» Problem details
Search the data for the string "نیست" and extract every line where it appears.

» Listed entries

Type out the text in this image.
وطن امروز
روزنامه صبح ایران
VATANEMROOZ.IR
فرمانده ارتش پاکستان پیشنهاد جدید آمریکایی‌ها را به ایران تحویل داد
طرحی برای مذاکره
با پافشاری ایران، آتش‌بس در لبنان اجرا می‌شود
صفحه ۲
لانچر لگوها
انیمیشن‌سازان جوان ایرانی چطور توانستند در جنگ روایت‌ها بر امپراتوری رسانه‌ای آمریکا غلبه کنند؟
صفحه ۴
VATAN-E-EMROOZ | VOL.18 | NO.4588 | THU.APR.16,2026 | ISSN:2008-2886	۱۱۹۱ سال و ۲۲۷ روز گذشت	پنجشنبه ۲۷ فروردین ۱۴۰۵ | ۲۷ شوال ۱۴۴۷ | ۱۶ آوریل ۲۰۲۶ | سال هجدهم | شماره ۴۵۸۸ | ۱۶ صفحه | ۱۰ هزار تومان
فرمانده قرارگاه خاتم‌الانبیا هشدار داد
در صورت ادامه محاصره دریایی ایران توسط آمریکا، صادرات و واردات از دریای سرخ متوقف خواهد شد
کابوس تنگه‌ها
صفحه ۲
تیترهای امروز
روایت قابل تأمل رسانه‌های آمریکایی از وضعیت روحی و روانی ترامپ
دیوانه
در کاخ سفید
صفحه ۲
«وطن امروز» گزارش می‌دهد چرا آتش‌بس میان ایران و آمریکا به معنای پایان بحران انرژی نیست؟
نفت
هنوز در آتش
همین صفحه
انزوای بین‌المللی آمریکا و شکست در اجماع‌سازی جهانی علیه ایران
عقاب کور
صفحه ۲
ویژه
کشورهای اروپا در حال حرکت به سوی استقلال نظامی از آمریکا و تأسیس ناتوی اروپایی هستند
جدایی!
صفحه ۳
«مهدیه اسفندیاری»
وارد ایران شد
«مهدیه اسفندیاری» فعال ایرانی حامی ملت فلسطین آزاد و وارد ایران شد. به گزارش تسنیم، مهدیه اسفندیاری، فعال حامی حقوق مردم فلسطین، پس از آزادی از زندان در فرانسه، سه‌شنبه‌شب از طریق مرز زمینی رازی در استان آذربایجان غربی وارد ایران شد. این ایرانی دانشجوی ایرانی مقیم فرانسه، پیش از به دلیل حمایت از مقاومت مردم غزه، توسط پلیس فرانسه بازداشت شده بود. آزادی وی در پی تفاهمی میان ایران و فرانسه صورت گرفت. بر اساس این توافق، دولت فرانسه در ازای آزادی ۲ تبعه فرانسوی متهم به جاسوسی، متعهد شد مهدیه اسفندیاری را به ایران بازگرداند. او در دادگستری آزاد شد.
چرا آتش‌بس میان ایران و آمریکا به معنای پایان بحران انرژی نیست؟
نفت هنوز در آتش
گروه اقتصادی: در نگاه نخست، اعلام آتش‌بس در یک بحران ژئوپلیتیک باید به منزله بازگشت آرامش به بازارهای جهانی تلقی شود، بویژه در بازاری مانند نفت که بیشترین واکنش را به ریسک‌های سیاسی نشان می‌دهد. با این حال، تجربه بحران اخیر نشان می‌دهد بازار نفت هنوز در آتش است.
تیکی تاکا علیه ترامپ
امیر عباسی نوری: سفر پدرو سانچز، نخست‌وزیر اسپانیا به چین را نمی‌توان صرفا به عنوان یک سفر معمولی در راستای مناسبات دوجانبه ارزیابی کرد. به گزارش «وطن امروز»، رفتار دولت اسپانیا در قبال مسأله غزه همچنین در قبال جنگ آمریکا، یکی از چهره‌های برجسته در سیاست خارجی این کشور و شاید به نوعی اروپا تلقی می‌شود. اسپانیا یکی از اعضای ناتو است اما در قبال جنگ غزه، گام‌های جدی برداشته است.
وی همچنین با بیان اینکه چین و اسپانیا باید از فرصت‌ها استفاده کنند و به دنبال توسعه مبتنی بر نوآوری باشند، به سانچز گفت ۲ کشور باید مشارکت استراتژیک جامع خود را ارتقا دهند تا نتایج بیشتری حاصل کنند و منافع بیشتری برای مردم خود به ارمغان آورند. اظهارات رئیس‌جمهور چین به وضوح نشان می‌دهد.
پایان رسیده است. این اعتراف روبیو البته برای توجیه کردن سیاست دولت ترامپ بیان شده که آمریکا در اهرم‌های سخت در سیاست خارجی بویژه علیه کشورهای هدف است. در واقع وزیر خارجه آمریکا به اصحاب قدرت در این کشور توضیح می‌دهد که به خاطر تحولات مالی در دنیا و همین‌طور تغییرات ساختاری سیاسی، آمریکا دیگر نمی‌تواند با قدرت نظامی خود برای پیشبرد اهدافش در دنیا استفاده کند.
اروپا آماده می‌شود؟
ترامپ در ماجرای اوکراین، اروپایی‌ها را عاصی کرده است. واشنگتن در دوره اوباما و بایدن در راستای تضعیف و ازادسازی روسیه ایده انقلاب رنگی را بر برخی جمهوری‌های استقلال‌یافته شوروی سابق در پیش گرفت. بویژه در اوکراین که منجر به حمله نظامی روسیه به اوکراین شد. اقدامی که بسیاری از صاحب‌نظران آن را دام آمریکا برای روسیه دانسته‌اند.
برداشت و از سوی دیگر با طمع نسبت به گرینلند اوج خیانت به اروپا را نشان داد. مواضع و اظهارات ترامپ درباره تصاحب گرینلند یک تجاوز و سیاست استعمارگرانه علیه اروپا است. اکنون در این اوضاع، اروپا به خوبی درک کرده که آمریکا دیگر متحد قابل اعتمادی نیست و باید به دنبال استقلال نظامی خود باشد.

» Response
«وطن امروز» گزارش می‌دهد چرا آتش‌بس میان ایران و آمریکا به معنای پایان بحران انرژی نیست؟
چرا آتش‌بس میان ایران و آمریکا به معنای پایان بحران انرژی نیست؟
برداشت و از سوی دیگر با طمع نسبت به گرینلند اوج خیانت به اروپا را نشان داد. مواضع و اظهارات ترامپ درباره تصاحب گرینلند یک تجاوز و سیاست استعمارگرانه علیه اروپا است. اکنون در این اوضاع، اروپا به خوبی درک کرده که آمریکا دیگر متحد قابل اعتمادی نیست و باید به دنبال استقلال نظامی خود باشد.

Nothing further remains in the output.